### REQUIRED TASK
In the records below, list each line that contains the string "Cali".

[Region boundary data]

%%

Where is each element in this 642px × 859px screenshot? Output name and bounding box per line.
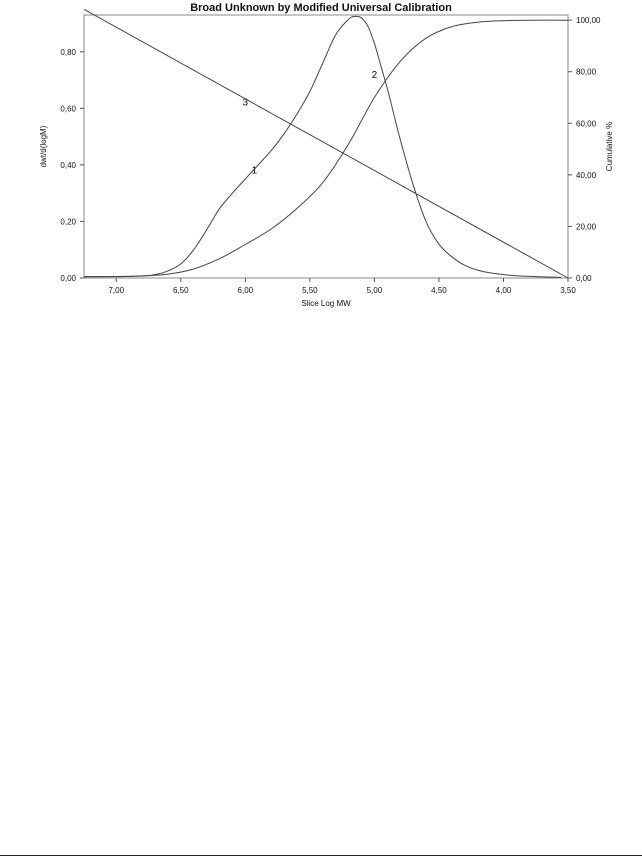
y-right-tick-label: 80,00 [576,68,597,77]
x-axis-label: Slice Log MW [301,299,351,308]
x-tick-label: 3,50 [560,286,576,295]
y-left-tick-label: 0,40 [60,161,76,170]
page-bottom-rule [0,855,642,856]
x-tick-label: 5,00 [367,286,383,295]
y-left-tick-label: 0,00 [60,274,76,283]
chart-figure: Broad Unknown by Modified Universal Cali… [0,0,642,330]
x-tick-label: 4,00 [496,286,512,295]
series-line-3 [83,8,569,279]
series-label-2: 2 [372,70,378,81]
x-tick-label: 5,50 [302,286,318,295]
x-tick-label: 4,50 [431,286,447,295]
y-left-axis-label: dwt/d(logM) [39,125,48,167]
y-left-tick-label: 0,60 [60,104,76,113]
y-right-tick-label: 100,00 [576,16,601,25]
y-left-tick-label: 0,20 [60,217,76,226]
y-right-tick-label: 40,00 [576,171,597,180]
y-right-tick-label: 0,00 [576,274,592,283]
x-tick-label: 6,00 [238,286,254,295]
y-right-tick-label: 20,00 [576,222,597,231]
series-label-3: 3 [243,97,249,108]
x-tick-label: 6,50 [173,286,189,295]
y-right-axis-label: Cumulative % [605,122,614,171]
y-left-tick-label: 0,80 [60,48,76,57]
x-tick-label: 7,00 [108,286,124,295]
series-line-2 [83,19,569,278]
y-right-tick-label: 60,00 [576,119,597,128]
series-label-1: 1 [252,165,258,176]
chart-title: Broad Unknown by Modified Universal Cali… [190,2,452,14]
plot-frame [83,14,569,279]
chart-svg: Broad Unknown by Modified Universal Cali… [39,2,614,308]
series-line-1 [83,15,562,278]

%%

### RESPONSE TO THIS TASK
chart-figure: Broad Unknown by Modified Universal Cali… [0,0,642,330]
chart-title: Broad Unknown by Modified Universal Cali… [190,2,452,14]
chart-svg: Broad Unknown by Modified Universal Cali… [39,2,614,308]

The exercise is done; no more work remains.